____ DATA FOR THIS TASK
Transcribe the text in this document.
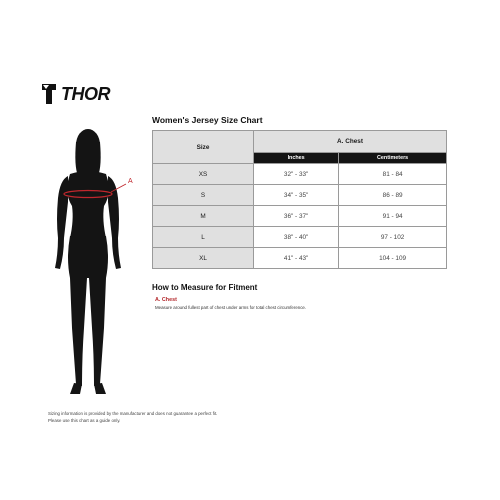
THOR
A
Women's Jersey Size Chart
Size	A. Chest	
	Inches	Centimeters
XS	32" - 33"	81 - 84
S	34" - 35"	86 - 89
M	36" - 37"	91 - 94
L	38" - 40"	97 - 102
XL	41" - 43"	104 - 109
How to Measure for Fitment
A. Chest
Measure around fullest part of chest under arms for total chest circumference.
Sizing information is provided by the manufacturer and does not guarantee a perfect fit.
Please use this chart as a guide only.
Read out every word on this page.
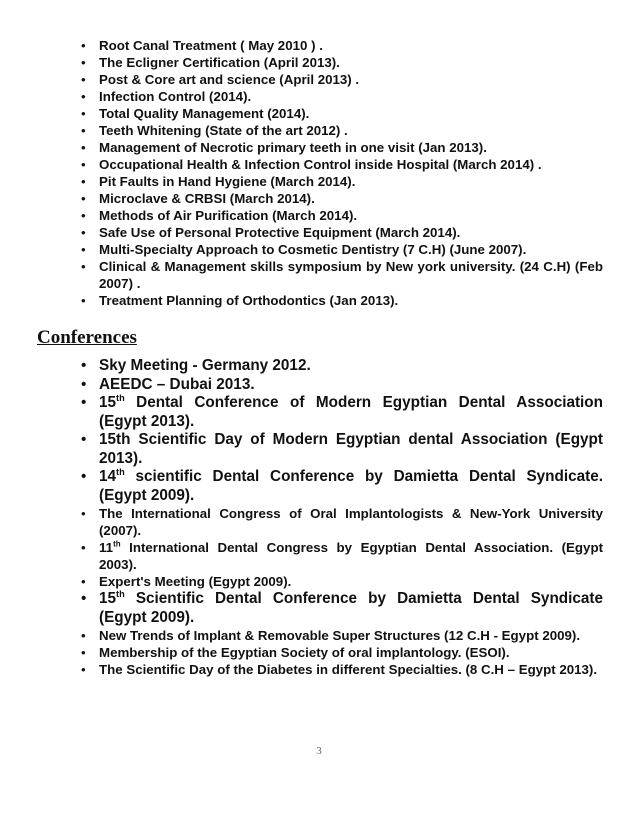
• Root Canal Treatment ( May 2010 ) .
• The Ecligner Certification (April 2013).
• Post & Core art and science (April 2013) .
• Infection Control (2014).
• Total Quality Management (2014).
• Teeth Whitening (State of the art 2012) .
• Management of Necrotic primary teeth in one visit (Jan 2013).
• Occupational Health & Infection Control inside Hospital (March 2014) .
• Pit Faults in Hand Hygiene (March 2014).
• Microclave & CRBSI (March 2014).
• Methods of Air Purification (March 2014).
• Safe Use of Personal Protective Equipment (March 2014).
• Multi-Specialty Approach to Cosmetic Dentistry (7 C.H) (June 2007).
• Clinical & Management skills symposium by New york university. (24 C.H) (Feb 2007) .
• Treatment Planning of Orthodontics (Jan 2013).
Conferences
• Sky Meeting - Germany 2012.
• AEEDC – Dubai 2013.
• 15th Dental Conference of Modern Egyptian Dental Association (Egypt 2013).
• 15th Scientific Day of Modern Egyptian dental Association (Egypt 2013).
• 14th scientific Dental Conference by Damietta Dental Syndicate. (Egypt 2009).
• The International Congress of Oral Implantologists & New-York University (2007).
• 11th International Dental Congress by Egyptian Dental Association. (Egypt 2003).
• Expert's Meeting (Egypt 2009).
• 15th Scientific Dental Conference by Damietta Dental Syndicate (Egypt 2009).
• New Trends of Implant & Removable Super Structures (12 C.H - Egypt 2009).
• Membership of the Egyptian Society of oral implantology. (ESOI).
• The Scientific Day of the Diabetes in different Specialties. (8 C.H – Egypt 2013).
3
________
## WHAT IS BEING ASKED
Drop the images and repeat the data exactly.

## SOLUTION FOR THIS EXERCISE
Transcribe the text in this document.
THOR
A
Women's Jersey Size Chart
Size	A. Chest	
	Inches	Centimeters
XS	32" - 33"	81 - 84
S	34" - 35"	86 - 89
M	36" - 37"	91 - 94
L	38" - 40"	97 - 102
XL	41" - 43"	104 - 109
How to Measure for Fitment
A. Chest
Measure around fullest part of chest under arms for total chest circumference.
Sizing information is provided by the manufacturer and does not guarantee a perfect fit.
Please use this chart as a guide only.
Read out every word on this page.
• Root Canal Treatment ( May 2010 ) .
• The Ecligner Certification (April 2013).
• Post & Core art and science (April 2013) .
• Infection Control (2014).
• Total Quality Management (2014).
• Teeth Whitening (State of the art 2012) .
• Management of Necrotic primary teeth in one visit (Jan 2013).
• Occupational Health & Infection Control inside Hospital (March 2014) .
• Pit Faults in Hand Hygiene (March 2014).
• Microclave & CRBSI (March 2014).
• Methods of Air Purification (March 2014).
• Safe Use of Personal Protective Equipment (March 2014).
• Multi-Specialty Approach to Cosmetic Dentistry (7 C.H) (June 2007).
• Clinical & Management skills symposium by New york university. (24 C.H) (Feb 2007) .
• Treatment Planning of Orthodontics (Jan 2013).
Conferences
• Sky Meeting - Germany 2012.
• AEEDC – Dubai 2013.
• 15th Dental Conference of Modern Egyptian Dental Association (Egypt 2013).
• 15th Scientific Day of Modern Egyptian dental Association (Egypt 2013).
• 14th scientific Dental Conference by Damietta Dental Syndicate. (Egypt 2009).
• The International Congress of Oral Implantologists & New-York University (2007).
• 11th International Dental Congress by Egyptian Dental Association. (Egypt 2003).
• Expert's Meeting (Egypt 2009).
• 15th Scientific Dental Conference by Damietta Dental Syndicate (Egypt 2009).
• New Trends of Implant & Removable Super Structures (12 C.H - Egypt 2009).
• Membership of the Egyptian Society of oral implantology. (ESOI).
• The Scientific Day of the Diabetes in different Specialties. (8 C.H – Egypt 2013).
3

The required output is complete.